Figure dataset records
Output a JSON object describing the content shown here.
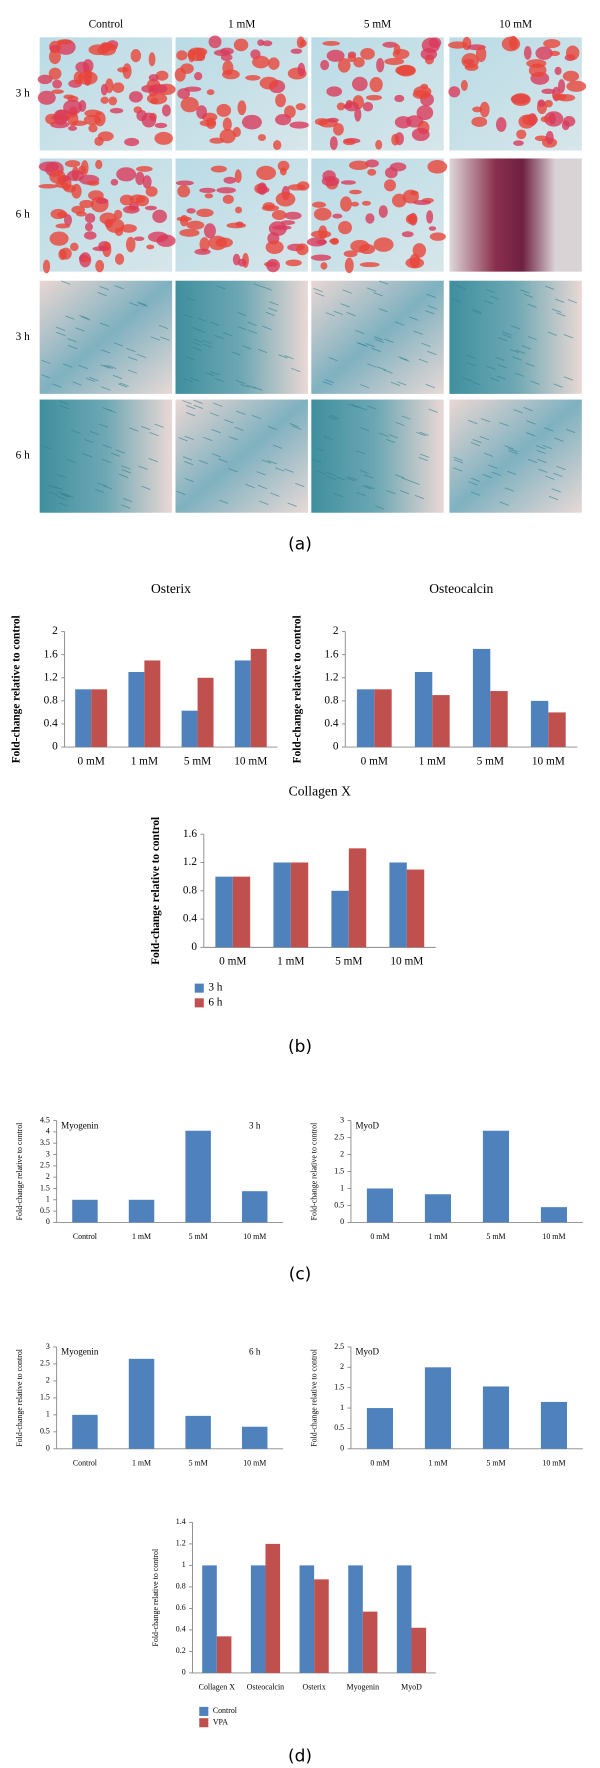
{
  "figure": {
    "column_labels": [
      "Control",
      "1 mM",
      "5 mM",
      "10 mM"
    ],
    "row_labels": [
      "3 h",
      "6 h",
      "3 h",
      "6 h"
    ],
    "panel_labels": [
      "(a)",
      "(b)",
      "(c)",
      "(d)"
    ]
  },
  "chart_data": [
    {
      "type": "bar",
      "title": "Osterix",
      "y_label": "Fold-change relative to control",
      "categories": [
        "0 mM",
        "1 mM",
        "5 mM",
        "10 mM"
      ],
      "series": [
        {
          "color": "#4f81bd",
          "values": [
            1,
            1.3,
            0.63,
            1.5
          ]
        },
        {
          "color": "#c0504d",
          "values": [
            1,
            1.5,
            1.2,
            1.7
          ]
        }
      ],
      "ylim": [
        0,
        2
      ],
      "yticks": [
        0,
        0.4,
        0.8,
        1.2,
        1.6,
        2
      ]
    },
    {
      "type": "bar",
      "title": "Osteocalcin",
      "y_label": "Fold-change relative to control",
      "categories": [
        "0 mM",
        "1 mM",
        "5 mM",
        "10 mM"
      ],
      "series": [
        {
          "color": "#4f81bd",
          "values": [
            1,
            1.3,
            1.7,
            0.8
          ]
        },
        {
          "color": "#c0504d",
          "values": [
            1,
            0.9,
            0.97,
            0.6
          ]
        }
      ],
      "ylim": [
        0,
        2
      ],
      "yticks": [
        0,
        0.4,
        0.8,
        1.2,
        1.6,
        2
      ]
    },
    {
      "type": "bar",
      "title": "Collagen X",
      "y_label": "Fold-change relative to control",
      "categories": [
        "0 mM",
        "1 mM",
        "5 mM",
        "10 mM"
      ],
      "series": [
        {
          "name": "3 h",
          "color": "#4f81bd",
          "values": [
            1,
            1.2,
            0.8,
            1.2
          ]
        },
        {
          "name": "6 h",
          "color": "#c0504d",
          "values": [
            1,
            1.2,
            1.4,
            1.1
          ]
        }
      ],
      "ylim": [
        0,
        1.6
      ],
      "yticks": [
        0,
        0.4,
        0.8,
        1.2,
        1.6
      ],
      "legend": "bottom-left"
    },
    {
      "type": "bar",
      "title": "Myogenin",
      "annotation": "3 h",
      "y_label": "Fold-change relative to control",
      "categories": [
        "Control",
        "1 mM",
        "5 mM",
        "10 mM"
      ],
      "values": [
        1,
        1,
        4.05,
        1.38
      ],
      "color": "#4f81bd",
      "ylim": [
        0,
        4.5
      ],
      "yticks": [
        0,
        0.5,
        1,
        1.5,
        2,
        2.5,
        3,
        3.5,
        4,
        4.5
      ]
    },
    {
      "type": "bar",
      "title": "MyoD",
      "y_label": "Fold-change relative to control",
      "categories": [
        "0 mM",
        "1 mM",
        "5 mM",
        "10 mM"
      ],
      "values": [
        1,
        0.83,
        2.7,
        0.45
      ],
      "color": "#4f81bd",
      "ylim": [
        0,
        3
      ],
      "yticks": [
        0,
        0.5,
        1,
        1.5,
        2,
        2.5,
        3
      ]
    },
    {
      "type": "bar",
      "title": "Myogenin",
      "annotation": "6 h",
      "y_label": "Fold-change relative to control",
      "categories": [
        "Control",
        "1 mM",
        "5 mM",
        "10 mM"
      ],
      "values": [
        1,
        2.65,
        0.97,
        0.65
      ],
      "color": "#4f81bd",
      "ylim": [
        0,
        3
      ],
      "yticks": [
        0,
        0.5,
        1,
        1.5,
        2,
        2.5,
        3
      ]
    },
    {
      "type": "bar",
      "title": "MyoD",
      "y_label": "Fold-change relative to control",
      "categories": [
        "0 mM",
        "1 mM",
        "5 mM",
        "10 mM"
      ],
      "values": [
        1,
        2,
        1.53,
        1.15
      ],
      "color": "#4f81bd",
      "ylim": [
        0,
        2.5
      ],
      "yticks": [
        0,
        0.5,
        1,
        1.5,
        2,
        2.5
      ]
    },
    {
      "type": "bar",
      "y_label": "Fold-change relative to control",
      "categories": [
        "Collagen X",
        "Osteocalcin",
        "Osterix",
        "Myogenin",
        "MyoD"
      ],
      "series": [
        {
          "name": "Control",
          "color": "#4f81bd",
          "values": [
            1,
            1,
            1,
            1,
            1
          ]
        },
        {
          "name": "VPA",
          "color": "#c0504d",
          "values": [
            0.34,
            1.2,
            0.87,
            0.57,
            0.42
          ]
        }
      ],
      "ylim": [
        0,
        1.4
      ],
      "yticks": [
        0,
        0.2,
        0.4,
        0.6,
        0.8,
        1,
        1.2,
        1.4
      ],
      "legend": "bottom-left"
    }
  ]
}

■ Set exercise:
Search the entries for the word "title", then gather every line that has it.

■ Written reply:
      "title": "Osterix",
      "title": "Osteocalcin",
      "title": "Collagen X",
      "title": "Myogenin",
      "title": "MyoD",
      "title": "Myogenin",
      "title": "MyoD",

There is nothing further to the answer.